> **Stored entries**
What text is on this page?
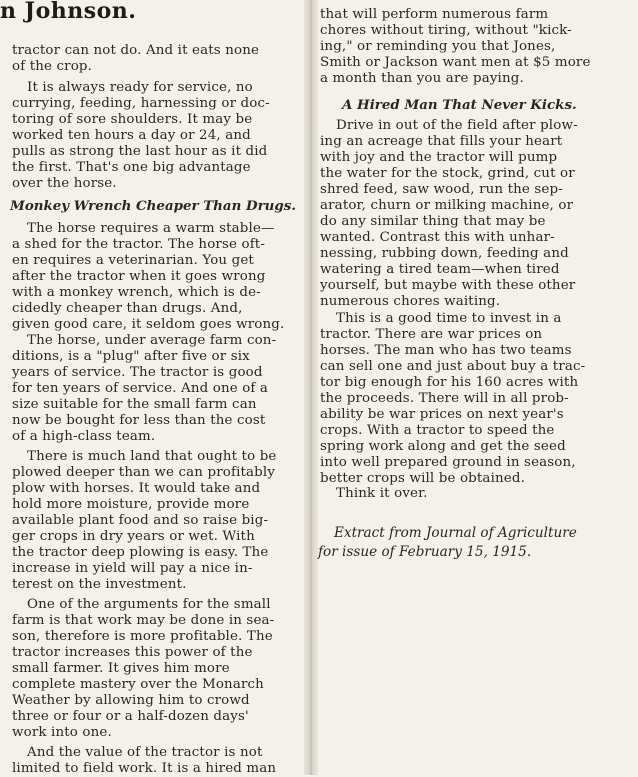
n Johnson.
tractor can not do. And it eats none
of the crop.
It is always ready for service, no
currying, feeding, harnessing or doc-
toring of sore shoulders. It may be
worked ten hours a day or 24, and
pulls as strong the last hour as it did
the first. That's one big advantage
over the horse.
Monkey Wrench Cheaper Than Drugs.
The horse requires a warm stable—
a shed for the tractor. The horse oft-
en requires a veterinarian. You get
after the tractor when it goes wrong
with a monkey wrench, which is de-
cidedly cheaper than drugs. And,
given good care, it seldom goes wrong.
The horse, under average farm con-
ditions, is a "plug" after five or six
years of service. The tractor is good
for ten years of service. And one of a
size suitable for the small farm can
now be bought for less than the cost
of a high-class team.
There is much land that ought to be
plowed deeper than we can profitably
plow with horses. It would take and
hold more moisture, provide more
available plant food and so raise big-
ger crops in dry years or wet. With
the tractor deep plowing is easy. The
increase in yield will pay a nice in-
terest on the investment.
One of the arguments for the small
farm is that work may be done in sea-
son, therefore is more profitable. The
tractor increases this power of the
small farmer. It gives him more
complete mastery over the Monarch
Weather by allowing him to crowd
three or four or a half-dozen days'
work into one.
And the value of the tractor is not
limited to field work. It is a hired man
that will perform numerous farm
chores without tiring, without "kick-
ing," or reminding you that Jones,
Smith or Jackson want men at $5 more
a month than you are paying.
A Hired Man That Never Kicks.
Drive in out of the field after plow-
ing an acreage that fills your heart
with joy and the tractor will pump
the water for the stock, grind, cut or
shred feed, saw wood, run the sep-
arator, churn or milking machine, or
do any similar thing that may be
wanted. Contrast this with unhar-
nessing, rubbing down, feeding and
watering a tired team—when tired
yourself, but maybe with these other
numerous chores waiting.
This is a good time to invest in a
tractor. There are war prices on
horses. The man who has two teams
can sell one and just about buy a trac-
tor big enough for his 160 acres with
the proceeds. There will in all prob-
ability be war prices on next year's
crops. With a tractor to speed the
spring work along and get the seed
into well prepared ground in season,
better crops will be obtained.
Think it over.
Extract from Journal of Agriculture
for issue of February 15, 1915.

...

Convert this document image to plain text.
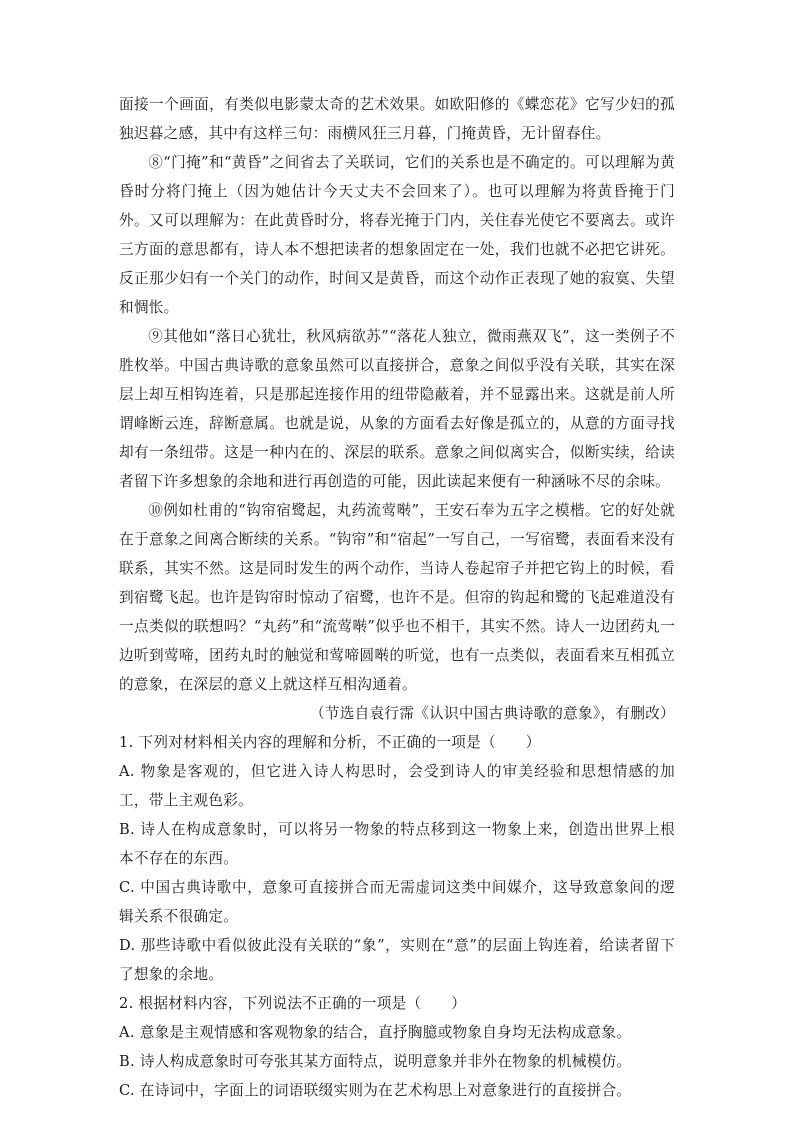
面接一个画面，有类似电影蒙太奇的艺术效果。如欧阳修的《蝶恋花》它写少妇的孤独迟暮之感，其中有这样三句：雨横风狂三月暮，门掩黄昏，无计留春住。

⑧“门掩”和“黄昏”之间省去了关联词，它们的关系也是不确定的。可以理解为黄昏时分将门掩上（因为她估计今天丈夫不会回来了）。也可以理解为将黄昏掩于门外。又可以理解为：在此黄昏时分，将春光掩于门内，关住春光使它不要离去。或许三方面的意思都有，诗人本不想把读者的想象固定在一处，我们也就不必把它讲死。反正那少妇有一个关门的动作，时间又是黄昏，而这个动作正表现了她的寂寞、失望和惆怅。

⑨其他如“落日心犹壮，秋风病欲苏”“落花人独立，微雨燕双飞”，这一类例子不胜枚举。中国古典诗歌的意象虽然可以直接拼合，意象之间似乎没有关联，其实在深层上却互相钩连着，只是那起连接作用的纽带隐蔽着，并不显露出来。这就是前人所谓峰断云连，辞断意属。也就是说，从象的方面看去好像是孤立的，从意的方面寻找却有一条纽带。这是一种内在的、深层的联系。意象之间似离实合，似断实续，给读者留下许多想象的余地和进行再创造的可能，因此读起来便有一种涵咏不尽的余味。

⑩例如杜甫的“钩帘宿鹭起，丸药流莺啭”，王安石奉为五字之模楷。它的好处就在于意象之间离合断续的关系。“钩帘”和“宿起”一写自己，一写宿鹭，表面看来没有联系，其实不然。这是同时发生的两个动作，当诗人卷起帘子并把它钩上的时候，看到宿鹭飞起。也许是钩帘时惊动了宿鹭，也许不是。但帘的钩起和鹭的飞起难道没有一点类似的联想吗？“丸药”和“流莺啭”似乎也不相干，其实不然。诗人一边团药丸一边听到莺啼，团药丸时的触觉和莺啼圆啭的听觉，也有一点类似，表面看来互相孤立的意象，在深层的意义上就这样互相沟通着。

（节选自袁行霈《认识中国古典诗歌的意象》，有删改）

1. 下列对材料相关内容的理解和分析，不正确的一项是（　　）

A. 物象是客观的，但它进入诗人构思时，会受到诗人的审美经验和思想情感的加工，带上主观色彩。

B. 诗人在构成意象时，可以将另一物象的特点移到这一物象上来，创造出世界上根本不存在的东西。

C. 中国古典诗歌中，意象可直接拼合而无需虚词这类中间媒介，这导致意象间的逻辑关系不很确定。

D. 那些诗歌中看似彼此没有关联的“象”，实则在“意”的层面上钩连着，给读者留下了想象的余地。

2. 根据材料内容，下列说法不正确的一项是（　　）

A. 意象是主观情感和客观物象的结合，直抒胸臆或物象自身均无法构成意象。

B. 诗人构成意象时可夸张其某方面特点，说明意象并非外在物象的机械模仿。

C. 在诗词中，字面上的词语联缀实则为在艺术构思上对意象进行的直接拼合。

> **Task statement**
List every line from the entries above in which "over" appears.

> **Problem solution**
over the horse.
complete mastery over the Monarch
Think it over.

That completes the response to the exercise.